06.05.2021 Kultur und Medien — Ausschuss — hib 614/2021

Viel Zustimmung für Stiftung zur Demokratiegeschichte

Berlin: (hib/AW) Die von der Bundesregierung geplante „Stiftung Orte der deutschen Demokratiegeschichte“ trifft bei Historikern, Vertretern von Museen sowie Gedenk- und Erinnerungsstätten auf viel Zustimmung. Kritik und Nachbesserungswünsche gibt es aber auch. Dies zeigte sich in einer öffentlichen Anhörung des Kulturausschusses am Mittwoch über den entsprechenden Gesetzentwurf (19/28648) und das ebenfalls von der Bundesregierung vorgelegte Rahmenkonzept zur Stiftung (19/28535).
───
--- SCHRIFTLICHE AUFGABE ---
Bei welchen Gruppen trifft die geplante Stiftung laut der Meldung über die Anhörung auf viel Zustimmung? Nenne alle.

--- GESAMMELTE DATEN ---
───
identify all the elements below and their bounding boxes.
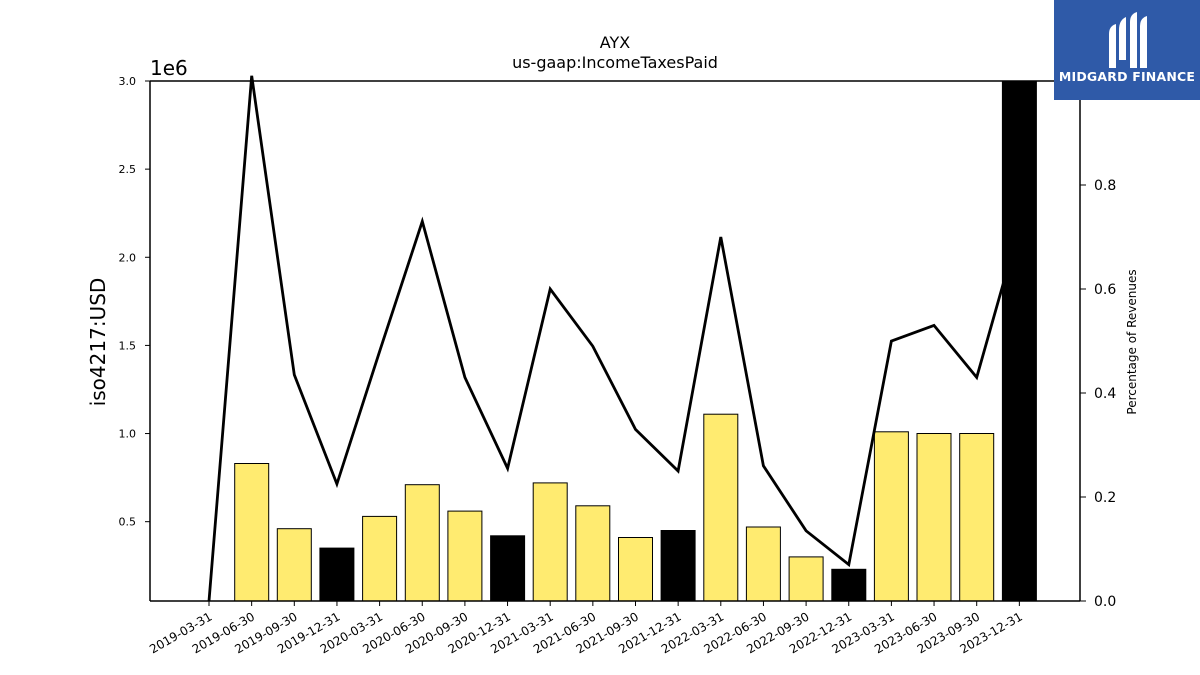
───
--- SCHRIFTLICHE LÖSUNG ---
Historiker, Vertreter von Museen, Vertreter von Gedenk- und Erinnerungsstätten